▶ **RECORDS**:
※ ※ ※

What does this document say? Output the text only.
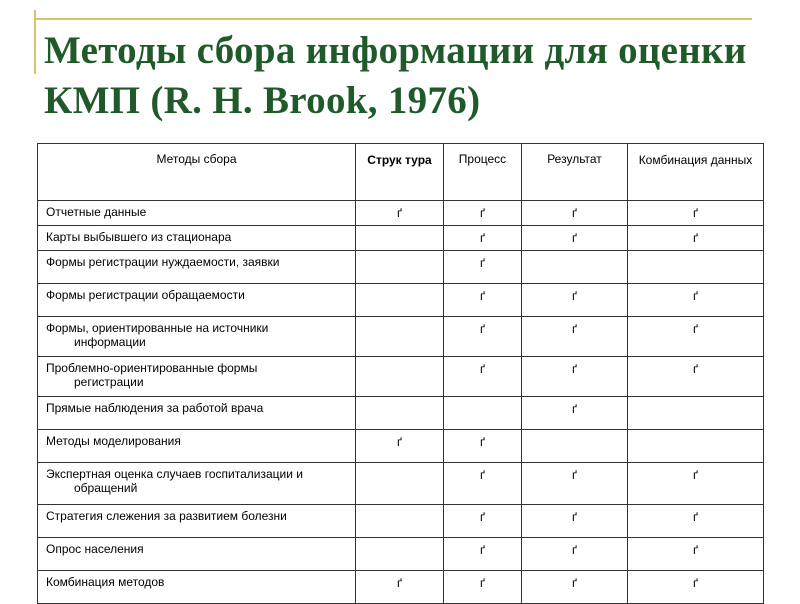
Методы сбора информации для оценки КМП (R. H. Brook, 1976)
Методы сбора	Струк тура	Процесс	Результат	Комбинация данных

Отчетные данные	ґ	ґ	ґ	ґ

Карты выбывшего из стационара		ґ	ґ	ґ

Формы регистрации нуждаемости, заявки		ґ		

Формы регистрации обращаемости		ґ	ґ	ґ

Формы, ориентированные на источники
информации		ґ	ґ	ґ

Проблемно-ориентированные формы
регистрации		ґ	ґ	ґ

Прямые наблюдения за работой врача			ґ	

Методы моделирования	ґ	ґ		

Экспертная оценка случаев госпитализации и
обращений		ґ	ґ	ґ

Стратегия слежения за развитием болезни		ґ	ґ	ґ

Опрос населения		ґ	ґ	ґ

Комбинация методов	ґ	ґ	ґ	ґ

※ ※ ※

▶ **TASK STATEMENT**: Scan the data above; copy every line where "Комбинация" appears.

▶ **SOLVED EXERCISE**:
Методы сбора	Струк тура	Процесс	Результат	Комбинация данных
Комбинация методов	ґ	ґ	ґ	ґ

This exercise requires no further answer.